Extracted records
------------------------------------------------
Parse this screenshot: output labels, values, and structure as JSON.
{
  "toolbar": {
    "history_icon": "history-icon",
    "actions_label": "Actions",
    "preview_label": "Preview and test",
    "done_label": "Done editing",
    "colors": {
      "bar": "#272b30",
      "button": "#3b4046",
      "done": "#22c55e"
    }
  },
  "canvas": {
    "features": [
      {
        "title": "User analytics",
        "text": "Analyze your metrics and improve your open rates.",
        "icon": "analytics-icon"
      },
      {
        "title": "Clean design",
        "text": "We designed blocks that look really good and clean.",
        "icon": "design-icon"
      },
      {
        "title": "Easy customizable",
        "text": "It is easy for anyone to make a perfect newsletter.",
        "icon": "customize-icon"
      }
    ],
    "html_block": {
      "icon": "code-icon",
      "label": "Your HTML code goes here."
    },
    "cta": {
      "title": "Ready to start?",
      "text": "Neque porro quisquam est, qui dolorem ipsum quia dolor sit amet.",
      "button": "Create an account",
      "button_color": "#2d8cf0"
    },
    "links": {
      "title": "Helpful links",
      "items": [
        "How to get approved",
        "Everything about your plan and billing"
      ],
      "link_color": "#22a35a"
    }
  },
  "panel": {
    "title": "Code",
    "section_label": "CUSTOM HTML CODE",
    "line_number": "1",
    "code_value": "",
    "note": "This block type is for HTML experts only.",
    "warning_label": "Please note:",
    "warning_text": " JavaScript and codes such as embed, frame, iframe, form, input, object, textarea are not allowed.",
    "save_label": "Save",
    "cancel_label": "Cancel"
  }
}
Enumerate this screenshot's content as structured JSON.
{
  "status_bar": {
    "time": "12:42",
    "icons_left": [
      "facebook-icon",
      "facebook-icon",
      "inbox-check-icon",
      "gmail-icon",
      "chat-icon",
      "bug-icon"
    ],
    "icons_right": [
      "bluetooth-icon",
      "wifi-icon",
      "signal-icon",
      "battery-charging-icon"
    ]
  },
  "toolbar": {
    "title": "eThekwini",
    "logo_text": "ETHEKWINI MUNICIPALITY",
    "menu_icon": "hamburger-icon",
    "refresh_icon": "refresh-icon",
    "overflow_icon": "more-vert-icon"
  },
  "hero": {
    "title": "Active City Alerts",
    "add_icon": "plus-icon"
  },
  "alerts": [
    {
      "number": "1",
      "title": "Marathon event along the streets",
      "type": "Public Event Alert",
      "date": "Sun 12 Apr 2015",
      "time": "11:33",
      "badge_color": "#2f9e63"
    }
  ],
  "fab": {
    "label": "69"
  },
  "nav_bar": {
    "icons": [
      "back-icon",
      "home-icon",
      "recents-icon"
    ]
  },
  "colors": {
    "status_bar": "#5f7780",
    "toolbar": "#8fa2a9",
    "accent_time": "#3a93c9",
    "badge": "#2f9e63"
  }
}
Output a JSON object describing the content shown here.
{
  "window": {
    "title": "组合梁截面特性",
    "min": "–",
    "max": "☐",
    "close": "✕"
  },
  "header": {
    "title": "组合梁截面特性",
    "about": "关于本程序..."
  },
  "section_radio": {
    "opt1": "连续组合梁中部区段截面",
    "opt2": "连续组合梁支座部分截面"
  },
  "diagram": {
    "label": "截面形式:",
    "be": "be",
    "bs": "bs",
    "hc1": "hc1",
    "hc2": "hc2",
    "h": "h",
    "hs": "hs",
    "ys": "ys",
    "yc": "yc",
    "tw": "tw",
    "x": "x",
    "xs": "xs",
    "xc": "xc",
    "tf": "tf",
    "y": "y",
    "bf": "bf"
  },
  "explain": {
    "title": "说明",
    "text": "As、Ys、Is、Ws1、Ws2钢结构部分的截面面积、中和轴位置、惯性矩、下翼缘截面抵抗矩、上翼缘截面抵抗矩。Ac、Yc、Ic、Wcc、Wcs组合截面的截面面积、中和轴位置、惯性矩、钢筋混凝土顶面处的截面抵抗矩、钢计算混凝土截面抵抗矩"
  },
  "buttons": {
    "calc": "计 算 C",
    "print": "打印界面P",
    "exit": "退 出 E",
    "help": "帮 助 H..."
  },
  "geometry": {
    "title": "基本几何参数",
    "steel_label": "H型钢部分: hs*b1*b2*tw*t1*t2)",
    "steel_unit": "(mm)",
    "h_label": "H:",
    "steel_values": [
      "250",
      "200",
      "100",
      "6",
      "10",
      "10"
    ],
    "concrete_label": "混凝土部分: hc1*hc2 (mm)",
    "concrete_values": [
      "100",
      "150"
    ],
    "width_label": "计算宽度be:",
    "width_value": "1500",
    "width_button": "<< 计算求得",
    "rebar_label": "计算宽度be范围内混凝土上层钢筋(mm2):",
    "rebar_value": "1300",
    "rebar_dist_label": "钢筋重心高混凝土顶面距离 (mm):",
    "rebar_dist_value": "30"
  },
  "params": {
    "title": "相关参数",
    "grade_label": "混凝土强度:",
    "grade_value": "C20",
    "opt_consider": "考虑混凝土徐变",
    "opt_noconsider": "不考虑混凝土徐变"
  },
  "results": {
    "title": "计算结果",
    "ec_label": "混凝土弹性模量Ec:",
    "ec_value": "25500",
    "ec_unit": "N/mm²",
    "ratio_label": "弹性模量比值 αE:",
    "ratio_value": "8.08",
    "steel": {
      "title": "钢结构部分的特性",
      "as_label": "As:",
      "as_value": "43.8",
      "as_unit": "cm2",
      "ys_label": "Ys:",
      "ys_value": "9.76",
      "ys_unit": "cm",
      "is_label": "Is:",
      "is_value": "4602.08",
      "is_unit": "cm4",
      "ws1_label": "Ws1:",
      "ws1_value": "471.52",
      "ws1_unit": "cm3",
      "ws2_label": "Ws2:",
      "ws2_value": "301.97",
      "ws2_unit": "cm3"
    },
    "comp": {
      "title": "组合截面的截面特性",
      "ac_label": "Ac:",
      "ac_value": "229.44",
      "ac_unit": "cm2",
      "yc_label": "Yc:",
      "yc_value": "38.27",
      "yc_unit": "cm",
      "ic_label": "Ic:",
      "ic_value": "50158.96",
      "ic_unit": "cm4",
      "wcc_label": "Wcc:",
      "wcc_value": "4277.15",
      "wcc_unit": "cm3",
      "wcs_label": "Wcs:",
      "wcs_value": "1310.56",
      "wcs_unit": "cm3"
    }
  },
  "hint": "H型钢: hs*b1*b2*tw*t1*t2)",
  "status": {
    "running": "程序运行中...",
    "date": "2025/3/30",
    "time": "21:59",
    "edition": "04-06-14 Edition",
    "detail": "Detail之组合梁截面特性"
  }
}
------------------------------------------------
**Task objective:** Give back all the records exactly as they stand.

**Full response:**
Parse this screenshot: output labels, values, and structure as JSON.
{
  "toolbar": {
    "history_icon": "history-icon",
    "actions_label": "Actions",
    "preview_label": "Preview and test",
    "done_label": "Done editing",
    "colors": {
      "bar": "#272b30",
      "button": "#3b4046",
      "done": "#22c55e"
    }
  },
  "canvas": {
    "features": [
      {
        "title": "User analytics",
        "text": "Analyze your metrics and improve your open rates.",
        "icon": "analytics-icon"
      },
      {
        "title": "Clean design",
        "text": "We designed blocks that look really good and clean.",
        "icon": "design-icon"
      },
      {
        "title": "Easy customizable",
        "text": "It is easy for anyone to make a perfect newsletter.",
        "icon": "customize-icon"
      }
    ],
    "html_block": {
      "icon": "code-icon",
      "label": "Your HTML code goes here."
    },
    "cta": {
      "title": "Ready to start?",
      "text": "Neque porro quisquam est, qui dolorem ipsum quia dolor sit amet.",
      "button": "Create an account",
      "button_color": "#2d8cf0"
    },
    "links": {
      "title": "Helpful links",
      "items": [
        "How to get approved",
        "Everything about your plan and billing"
      ],
      "link_color": "#22a35a"
    }
  },
  "panel": {
    "title": "Code",
    "section_label": "CUSTOM HTML CODE",
    "line_number": "1",
    "code_value": "",
    "note": "This block type is for HTML experts only.",
    "warning_label": "Please note:",
    "warning_text": " JavaScript and codes such as embed, frame, iframe, form, input, object, textarea are not allowed.",
    "save_label": "Save",
    "cancel_label": "Cancel"
  }
}
Enumerate this screenshot's content as structured JSON.
{
  "status_bar": {
    "time": "12:42",
    "icons_left": [
      "facebook-icon",
      "facebook-icon",
      "inbox-check-icon",
      "gmail-icon",
      "chat-icon",
      "bug-icon"
    ],
    "icons_right": [
      "bluetooth-icon",
      "wifi-icon",
      "signal-icon",
      "battery-charging-icon"
    ]
  },
  "toolbar": {
    "title": "eThekwini",
    "logo_text": "ETHEKWINI MUNICIPALITY",
    "menu_icon": "hamburger-icon",
    "refresh_icon": "refresh-icon",
    "overflow_icon": "more-vert-icon"
  },
  "hero": {
    "title": "Active City Alerts",
    "add_icon": "plus-icon"
  },
  "alerts": [
    {
      "number": "1",
      "title": "Marathon event along the streets",
      "type": "Public Event Alert",
      "date": "Sun 12 Apr 2015",
      "time": "11:33",
      "badge_color": "#2f9e63"
    }
  ],
  "fab": {
    "label": "69"
  },
  "nav_bar": {
    "icons": [
      "back-icon",
      "home-icon",
      "recents-icon"
    ]
  },
  "colors": {
    "status_bar": "#5f7780",
    "toolbar": "#8fa2a9",
    "accent_time": "#3a93c9",
    "badge": "#2f9e63"
  }
}
Output a JSON object describing the content shown here.
{
  "window": {
    "title": "组合梁截面特性",
    "min": "–",
    "max": "☐",
    "close": "✕"
  },
  "header": {
    "title": "组合梁截面特性",
    "about": "关于本程序..."
  },
  "section_radio": {
    "opt1": "连续组合梁中部区段截面",
    "opt2": "连续组合梁支座部分截面"
  },
  "diagram": {
    "label": "截面形式:",
    "be": "be",
    "bs": "bs",
    "hc1": "hc1",
    "hc2": "hc2",
    "h": "h",
    "hs": "hs",
    "ys": "ys",
    "yc": "yc",
    "tw": "tw",
    "x": "x",
    "xs": "xs",
    "xc": "xc",
    "tf": "tf",
    "y": "y",
    "bf": "bf"
  },
  "explain": {
    "title": "说明",
    "text": "As、Ys、Is、Ws1、Ws2钢结构部分的截面面积、中和轴位置、惯性矩、下翼缘截面抵抗矩、上翼缘截面抵抗矩。Ac、Yc、Ic、Wcc、Wcs组合截面的截面面积、中和轴位置、惯性矩、钢筋混凝土顶面处的截面抵抗矩、钢计算混凝土截面抵抗矩"
  },
  "buttons": {
    "calc": "计 算 C",
    "print": "打印界面P",
    "exit": "退 出 E",
    "help": "帮 助 H..."
  },
  "geometry": {
    "title": "基本几何参数",
    "steel_label": "H型钢部分: hs*b1*b2*tw*t1*t2)",
    "steel_unit": "(mm)",
    "h_label": "H:",
    "steel_values": [
      "250",
      "200",
      "100",
      "6",
      "10",
      "10"
    ],
    "concrete_label": "混凝土部分: hc1*hc2 (mm)",
    "concrete_values": [
      "100",
      "150"
    ],
    "width_label": "计算宽度be:",
    "width_value": "1500",
    "width_button": "<< 计算求得",
    "rebar_label": "计算宽度be范围内混凝土上层钢筋(mm2):",
    "rebar_value": "1300",
    "rebar_dist_label": "钢筋重心高混凝土顶面距离 (mm):",
    "rebar_dist_value": "30"
  },
  "params": {
    "title": "相关参数",
    "grade_label": "混凝土强度:",
    "grade_value": "C20",
    "opt_consider": "考虑混凝土徐变",
    "opt_noconsider": "不考虑混凝土徐变"
  },
  "results": {
    "title": "计算结果",
    "ec_label": "混凝土弹性模量Ec:",
    "ec_value": "25500",
    "ec_unit": "N/mm²",
    "ratio_label": "弹性模量比值 αE:",
    "ratio_value": "8.08",
    "steel": {
      "title": "钢结构部分的特性",
      "as_label": "As:",
      "as_value": "43.8",
      "as_unit": "cm2",
      "ys_label": "Ys:",
      "ys_value": "9.76",
      "ys_unit": "cm",
      "is_label": "Is:",
      "is_value": "4602.08",
      "is_unit": "cm4",
      "ws1_label": "Ws1:",
      "ws1_value": "471.52",
      "ws1_unit": "cm3",
      "ws2_label": "Ws2:",
      "ws2_value": "301.97",
      "ws2_unit": "cm3"
    },
    "comp": {
      "title": "组合截面的截面特性",
      "ac_label": "Ac:",
      "ac_value": "229.44",
      "ac_unit": "cm2",
      "yc_label": "Yc:",
      "yc_value": "38.27",
      "yc_unit": "cm",
      "ic_label": "Ic:",
      "ic_value": "50158.96",
      "ic_unit": "cm4",
      "wcc_label": "Wcc:",
      "wcc_value": "4277.15",
      "wcc_unit": "cm3",
      "wcs_label": "Wcs:",
      "wcs_value": "1310.56",
      "wcs_unit": "cm3"
    }
  },
  "hint": "H型钢: hs*b1*b2*tw*t1*t2)",
  "status": {
    "running": "程序运行中...",
    "date": "2025/3/30",
    "time": "21:59",
    "edition": "04-06-14 Edition",
    "detail": "Detail之组合梁截面特性"
  }
}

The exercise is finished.